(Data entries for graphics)
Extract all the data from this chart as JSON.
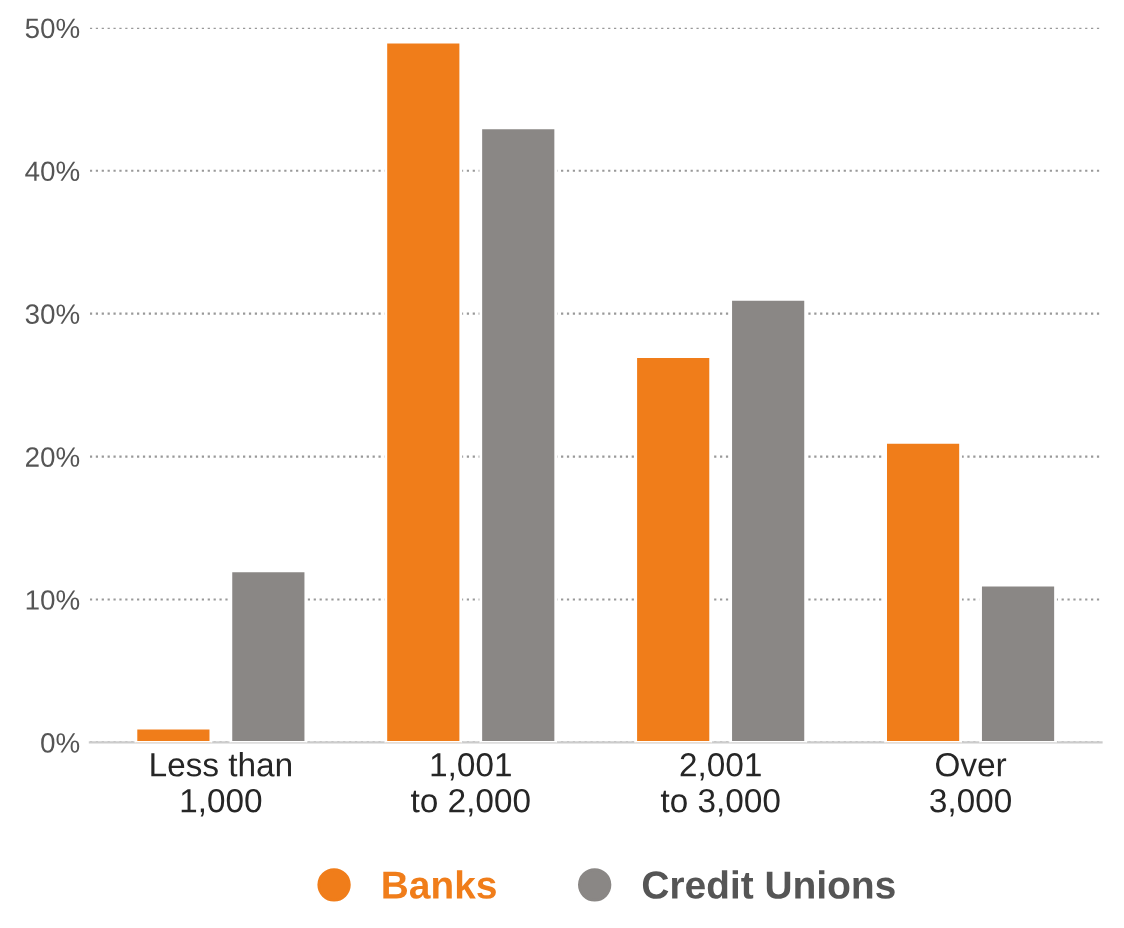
{
  "chart_data": {
    "type": "bar",
    "categories": [
      "Less than\n1,000",
      "1,001\nto 2,000",
      "2,001\nto 3,000",
      "Over\n3,000"
    ],
    "series": [
      {
        "name": "Banks",
        "color": "#f07d1a",
        "values": [
          1,
          49,
          27,
          21
        ]
      },
      {
        "name": "Credit Unions",
        "color": "#8a8785",
        "values": [
          12,
          43,
          31,
          11
        ]
      }
    ],
    "ylim": [
      0,
      50
    ],
    "yticks": [
      {
        "value": 0,
        "label": "0%"
      },
      {
        "value": 10,
        "label": "10%"
      },
      {
        "value": 20,
        "label": "20%"
      },
      {
        "value": 30,
        "label": "30%"
      },
      {
        "value": 40,
        "label": "40%"
      },
      {
        "value": 50,
        "label": "50%"
      }
    ],
    "grid": "y",
    "legend": "bottom"
  }
}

EXERCISE BRIEF: Reproduce each record above by retyping it exactly; omit all images.

FULL OUTPUT:
Extract all the data from this chart as JSON.
{
  "chart_data": {
    "type": "bar",
    "categories": [
      "Less than\n1,000",
      "1,001\nto 2,000",
      "2,001\nto 3,000",
      "Over\n3,000"
    ],
    "series": [
      {
        "name": "Banks",
        "color": "#f07d1a",
        "values": [
          1,
          49,
          27,
          21
        ]
      },
      {
        "name": "Credit Unions",
        "color": "#8a8785",
        "values": [
          12,
          43,
          31,
          11
        ]
      }
    ],
    "ylim": [
      0,
      50
    ],
    "yticks": [
      {
        "value": 0,
        "label": "0%"
      },
      {
        "value": 10,
        "label": "10%"
      },
      {
        "value": 20,
        "label": "20%"
      },
      {
        "value": 30,
        "label": "30%"
      },
      {
        "value": 40,
        "label": "40%"
      },
      {
        "value": 50,
        "label": "50%"
      }
    ],
    "grid": "y",
    "legend": "bottom"
  }
}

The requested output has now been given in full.